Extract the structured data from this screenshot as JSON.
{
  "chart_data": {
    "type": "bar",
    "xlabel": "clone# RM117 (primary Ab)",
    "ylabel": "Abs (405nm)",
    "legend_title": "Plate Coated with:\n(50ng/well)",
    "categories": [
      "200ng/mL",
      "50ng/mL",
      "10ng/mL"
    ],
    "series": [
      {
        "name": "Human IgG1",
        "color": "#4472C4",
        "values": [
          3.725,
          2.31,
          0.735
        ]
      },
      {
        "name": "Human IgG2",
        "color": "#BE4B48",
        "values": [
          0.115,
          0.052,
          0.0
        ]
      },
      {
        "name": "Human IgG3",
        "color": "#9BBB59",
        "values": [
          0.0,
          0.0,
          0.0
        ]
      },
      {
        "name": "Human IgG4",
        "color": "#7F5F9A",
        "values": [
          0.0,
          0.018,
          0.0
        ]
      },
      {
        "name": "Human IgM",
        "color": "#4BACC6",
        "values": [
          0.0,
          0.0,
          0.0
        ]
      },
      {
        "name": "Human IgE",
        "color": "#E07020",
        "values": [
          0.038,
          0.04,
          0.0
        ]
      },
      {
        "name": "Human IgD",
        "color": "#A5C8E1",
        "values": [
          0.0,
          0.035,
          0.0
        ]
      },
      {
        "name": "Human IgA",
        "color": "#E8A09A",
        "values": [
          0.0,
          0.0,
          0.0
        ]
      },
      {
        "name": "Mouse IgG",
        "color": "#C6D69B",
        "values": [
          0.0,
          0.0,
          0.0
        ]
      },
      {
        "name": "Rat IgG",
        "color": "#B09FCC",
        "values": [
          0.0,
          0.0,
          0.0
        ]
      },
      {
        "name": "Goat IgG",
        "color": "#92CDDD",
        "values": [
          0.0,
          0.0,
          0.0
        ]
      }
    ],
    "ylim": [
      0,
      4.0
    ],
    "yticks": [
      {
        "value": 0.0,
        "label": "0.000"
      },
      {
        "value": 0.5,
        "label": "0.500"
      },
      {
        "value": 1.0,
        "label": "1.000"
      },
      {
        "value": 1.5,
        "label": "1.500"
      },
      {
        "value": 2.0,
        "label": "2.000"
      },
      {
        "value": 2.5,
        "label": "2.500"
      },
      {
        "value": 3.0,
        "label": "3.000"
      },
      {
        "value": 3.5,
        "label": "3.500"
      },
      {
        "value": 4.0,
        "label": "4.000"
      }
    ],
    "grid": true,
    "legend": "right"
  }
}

Exercise description
Copy out all of the lines above exactly.

Complete response
Extract the structured data from this screenshot as JSON.
{
  "chart_data": {
    "type": "bar",
    "xlabel": "clone# RM117 (primary Ab)",
    "ylabel": "Abs (405nm)",
    "legend_title": "Plate Coated with:\n(50ng/well)",
    "categories": [
      "200ng/mL",
      "50ng/mL",
      "10ng/mL"
    ],
    "series": [
      {
        "name": "Human IgG1",
        "color": "#4472C4",
        "values": [
          3.725,
          2.31,
          0.735
        ]
      },
      {
        "name": "Human IgG2",
        "color": "#BE4B48",
        "values": [
          0.115,
          0.052,
          0.0
        ]
      },
      {
        "name": "Human IgG3",
        "color": "#9BBB59",
        "values": [
          0.0,
          0.0,
          0.0
        ]
      },
      {
        "name": "Human IgG4",
        "color": "#7F5F9A",
        "values": [
          0.0,
          0.018,
          0.0
        ]
      },
      {
        "name": "Human IgM",
        "color": "#4BACC6",
        "values": [
          0.0,
          0.0,
          0.0
        ]
      },
      {
        "name": "Human IgE",
        "color": "#E07020",
        "values": [
          0.038,
          0.04,
          0.0
        ]
      },
      {
        "name": "Human IgD",
        "color": "#A5C8E1",
        "values": [
          0.0,
          0.035,
          0.0
        ]
      },
      {
        "name": "Human IgA",
        "color": "#E8A09A",
        "values": [
          0.0,
          0.0,
          0.0
        ]
      },
      {
        "name": "Mouse IgG",
        "color": "#C6D69B",
        "values": [
          0.0,
          0.0,
          0.0
        ]
      },
      {
        "name": "Rat IgG",
        "color": "#B09FCC",
        "values": [
          0.0,
          0.0,
          0.0
        ]
      },
      {
        "name": "Goat IgG",
        "color": "#92CDDD",
        "values": [
          0.0,
          0.0,
          0.0
        ]
      }
    ],
    "ylim": [
      0,
      4.0
    ],
    "yticks": [
      {
        "value": 0.0,
        "label": "0.000"
      },
      {
        "value": 0.5,
        "label": "0.500"
      },
      {
        "value": 1.0,
        "label": "1.000"
      },
      {
        "value": 1.5,
        "label": "1.500"
      },
      {
        "value": 2.0,
        "label": "2.000"
      },
      {
        "value": 2.5,
        "label": "2.500"
      },
      {
        "value": 3.0,
        "label": "3.000"
      },
      {
        "value": 3.5,
        "label": "3.500"
      },
      {
        "value": 4.0,
        "label": "4.000"
      }
    ],
    "grid": true,
    "legend": "right"
  }
}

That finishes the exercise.